> [Supplied records]
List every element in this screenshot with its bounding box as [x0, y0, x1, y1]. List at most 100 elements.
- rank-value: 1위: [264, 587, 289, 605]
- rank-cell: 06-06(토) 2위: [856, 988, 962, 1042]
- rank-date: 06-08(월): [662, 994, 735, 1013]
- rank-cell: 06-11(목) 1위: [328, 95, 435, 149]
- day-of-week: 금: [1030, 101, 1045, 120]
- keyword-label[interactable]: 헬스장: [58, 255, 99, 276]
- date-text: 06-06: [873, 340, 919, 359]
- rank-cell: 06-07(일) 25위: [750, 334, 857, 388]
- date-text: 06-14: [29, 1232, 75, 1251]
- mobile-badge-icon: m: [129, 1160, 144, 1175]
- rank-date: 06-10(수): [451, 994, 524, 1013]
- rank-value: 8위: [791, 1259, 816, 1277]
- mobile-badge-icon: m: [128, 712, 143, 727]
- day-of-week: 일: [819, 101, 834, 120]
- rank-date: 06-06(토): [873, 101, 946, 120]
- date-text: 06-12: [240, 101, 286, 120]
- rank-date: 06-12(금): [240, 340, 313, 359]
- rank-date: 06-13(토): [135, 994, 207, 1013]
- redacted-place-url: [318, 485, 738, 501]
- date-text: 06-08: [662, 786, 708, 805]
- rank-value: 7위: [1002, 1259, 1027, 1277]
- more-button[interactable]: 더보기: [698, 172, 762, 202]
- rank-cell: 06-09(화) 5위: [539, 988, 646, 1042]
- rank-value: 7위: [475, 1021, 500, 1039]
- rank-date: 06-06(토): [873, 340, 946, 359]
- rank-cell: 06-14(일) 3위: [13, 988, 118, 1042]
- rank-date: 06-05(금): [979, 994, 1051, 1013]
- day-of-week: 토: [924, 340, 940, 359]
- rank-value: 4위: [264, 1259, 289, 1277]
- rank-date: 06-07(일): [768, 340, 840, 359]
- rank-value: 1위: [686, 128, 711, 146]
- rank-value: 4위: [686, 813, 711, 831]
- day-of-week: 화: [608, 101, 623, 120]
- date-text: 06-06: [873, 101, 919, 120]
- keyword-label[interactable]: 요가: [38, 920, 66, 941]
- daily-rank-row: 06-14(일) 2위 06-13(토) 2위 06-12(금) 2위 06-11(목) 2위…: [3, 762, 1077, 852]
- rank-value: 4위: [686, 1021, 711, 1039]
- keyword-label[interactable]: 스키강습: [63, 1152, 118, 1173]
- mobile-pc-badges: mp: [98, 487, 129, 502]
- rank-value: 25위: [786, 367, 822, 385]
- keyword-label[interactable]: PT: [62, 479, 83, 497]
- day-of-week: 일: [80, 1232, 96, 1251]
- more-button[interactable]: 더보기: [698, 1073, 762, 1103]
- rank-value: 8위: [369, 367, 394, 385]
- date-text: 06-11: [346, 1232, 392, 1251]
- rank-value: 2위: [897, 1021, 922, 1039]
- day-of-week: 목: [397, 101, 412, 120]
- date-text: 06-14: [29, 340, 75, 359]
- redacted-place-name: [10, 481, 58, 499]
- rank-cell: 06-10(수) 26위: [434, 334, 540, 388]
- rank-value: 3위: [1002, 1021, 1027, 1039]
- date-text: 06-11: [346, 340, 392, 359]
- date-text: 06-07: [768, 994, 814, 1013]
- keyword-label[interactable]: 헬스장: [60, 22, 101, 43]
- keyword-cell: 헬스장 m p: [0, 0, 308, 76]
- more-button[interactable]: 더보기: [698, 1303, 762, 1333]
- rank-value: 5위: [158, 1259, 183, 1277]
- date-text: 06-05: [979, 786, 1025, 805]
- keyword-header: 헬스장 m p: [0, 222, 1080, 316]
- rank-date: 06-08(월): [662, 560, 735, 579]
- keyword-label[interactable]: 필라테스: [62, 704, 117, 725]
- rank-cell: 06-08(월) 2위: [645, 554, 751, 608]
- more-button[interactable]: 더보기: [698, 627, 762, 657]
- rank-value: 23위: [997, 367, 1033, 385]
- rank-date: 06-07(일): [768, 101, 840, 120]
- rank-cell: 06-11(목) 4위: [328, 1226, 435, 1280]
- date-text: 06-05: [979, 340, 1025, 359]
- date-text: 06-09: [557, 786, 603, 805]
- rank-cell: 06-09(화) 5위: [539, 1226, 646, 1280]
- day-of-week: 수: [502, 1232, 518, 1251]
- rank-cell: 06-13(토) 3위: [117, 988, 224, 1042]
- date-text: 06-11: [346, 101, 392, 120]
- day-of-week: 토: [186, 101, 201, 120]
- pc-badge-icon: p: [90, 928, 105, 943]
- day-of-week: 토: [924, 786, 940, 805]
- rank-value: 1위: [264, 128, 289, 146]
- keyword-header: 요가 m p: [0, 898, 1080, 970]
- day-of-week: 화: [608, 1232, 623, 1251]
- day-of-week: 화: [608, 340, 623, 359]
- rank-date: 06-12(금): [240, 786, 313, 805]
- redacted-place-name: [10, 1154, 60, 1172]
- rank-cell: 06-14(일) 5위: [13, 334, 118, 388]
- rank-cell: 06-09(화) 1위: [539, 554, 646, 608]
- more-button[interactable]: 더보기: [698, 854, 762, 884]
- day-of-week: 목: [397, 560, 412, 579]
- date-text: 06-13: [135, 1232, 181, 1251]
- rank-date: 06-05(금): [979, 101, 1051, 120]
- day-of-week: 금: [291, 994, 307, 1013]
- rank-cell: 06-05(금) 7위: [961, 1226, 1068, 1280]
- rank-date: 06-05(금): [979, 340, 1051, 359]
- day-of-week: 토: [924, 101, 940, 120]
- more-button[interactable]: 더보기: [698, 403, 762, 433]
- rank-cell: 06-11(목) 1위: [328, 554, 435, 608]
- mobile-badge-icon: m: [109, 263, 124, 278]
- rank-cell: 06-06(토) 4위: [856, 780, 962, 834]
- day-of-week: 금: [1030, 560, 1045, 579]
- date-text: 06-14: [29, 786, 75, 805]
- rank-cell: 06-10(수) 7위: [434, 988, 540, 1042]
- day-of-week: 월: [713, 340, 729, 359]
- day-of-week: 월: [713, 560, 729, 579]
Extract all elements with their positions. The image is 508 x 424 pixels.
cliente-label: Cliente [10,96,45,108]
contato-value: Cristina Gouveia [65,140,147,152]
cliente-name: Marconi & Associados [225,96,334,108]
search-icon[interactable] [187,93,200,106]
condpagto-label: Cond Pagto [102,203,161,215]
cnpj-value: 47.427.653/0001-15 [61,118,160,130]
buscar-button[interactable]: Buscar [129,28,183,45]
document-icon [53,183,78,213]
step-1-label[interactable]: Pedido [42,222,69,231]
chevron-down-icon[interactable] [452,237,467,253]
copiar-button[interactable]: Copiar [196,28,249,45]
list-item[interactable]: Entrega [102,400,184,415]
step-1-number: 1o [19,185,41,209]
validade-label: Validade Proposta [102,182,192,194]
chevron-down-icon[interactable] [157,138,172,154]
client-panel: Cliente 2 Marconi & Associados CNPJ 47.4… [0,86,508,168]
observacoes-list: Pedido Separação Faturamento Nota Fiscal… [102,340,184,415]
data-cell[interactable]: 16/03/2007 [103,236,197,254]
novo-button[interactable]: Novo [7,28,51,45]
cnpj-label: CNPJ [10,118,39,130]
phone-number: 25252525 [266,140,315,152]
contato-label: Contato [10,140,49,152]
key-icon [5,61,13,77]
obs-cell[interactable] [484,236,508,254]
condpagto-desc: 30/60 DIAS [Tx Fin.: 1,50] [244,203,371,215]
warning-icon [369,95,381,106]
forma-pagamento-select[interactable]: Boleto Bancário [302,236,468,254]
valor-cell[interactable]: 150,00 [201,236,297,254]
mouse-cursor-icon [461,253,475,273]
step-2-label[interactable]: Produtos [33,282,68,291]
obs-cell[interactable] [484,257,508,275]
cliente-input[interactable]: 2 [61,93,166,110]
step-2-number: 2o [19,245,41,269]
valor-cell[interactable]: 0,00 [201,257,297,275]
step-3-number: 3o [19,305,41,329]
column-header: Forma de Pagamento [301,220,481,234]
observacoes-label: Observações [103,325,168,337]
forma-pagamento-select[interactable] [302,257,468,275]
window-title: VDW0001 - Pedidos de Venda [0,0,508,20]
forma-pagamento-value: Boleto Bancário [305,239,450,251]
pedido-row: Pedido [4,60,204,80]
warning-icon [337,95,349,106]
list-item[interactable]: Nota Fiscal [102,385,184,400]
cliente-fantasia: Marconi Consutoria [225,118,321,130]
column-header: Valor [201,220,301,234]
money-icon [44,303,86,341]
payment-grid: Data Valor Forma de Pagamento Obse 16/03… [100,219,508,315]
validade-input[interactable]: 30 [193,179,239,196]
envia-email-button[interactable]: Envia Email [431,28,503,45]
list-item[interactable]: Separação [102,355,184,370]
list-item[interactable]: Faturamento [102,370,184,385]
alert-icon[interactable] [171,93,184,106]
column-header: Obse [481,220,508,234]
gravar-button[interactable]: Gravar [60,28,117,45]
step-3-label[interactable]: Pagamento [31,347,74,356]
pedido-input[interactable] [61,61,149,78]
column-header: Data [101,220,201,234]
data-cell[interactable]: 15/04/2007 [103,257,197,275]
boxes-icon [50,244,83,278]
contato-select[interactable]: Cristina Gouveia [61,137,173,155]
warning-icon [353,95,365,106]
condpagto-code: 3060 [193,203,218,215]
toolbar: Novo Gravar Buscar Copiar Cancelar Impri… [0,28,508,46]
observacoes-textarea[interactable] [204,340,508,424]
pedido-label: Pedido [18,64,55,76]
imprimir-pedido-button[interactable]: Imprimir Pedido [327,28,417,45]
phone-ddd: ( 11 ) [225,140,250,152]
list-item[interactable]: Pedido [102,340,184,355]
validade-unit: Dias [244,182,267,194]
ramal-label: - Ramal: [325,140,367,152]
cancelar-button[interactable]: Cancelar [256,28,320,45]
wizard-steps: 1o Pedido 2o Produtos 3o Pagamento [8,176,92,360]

> [Problem to solve]
Rewrite the listing from its first line up to and including the line with "- day-of-week: 금: [1030, 101, 1045, 120]", changing each "rank-cell" to "rank-tile" and keeping everything else the same.

> [Response to this exercise]
List every element in this screenshot with its bounding box as [x0, y0, x1, y1]. List at most 100 elements.
- rank-value: 1위: [264, 587, 289, 605]
- rank-tile: 06-06(토) 2위: [856, 988, 962, 1042]
- rank-date: 06-08(월): [662, 994, 735, 1013]
- rank-tile: 06-11(목) 1위: [328, 95, 435, 149]
- day-of-week: 금: [1030, 101, 1045, 120]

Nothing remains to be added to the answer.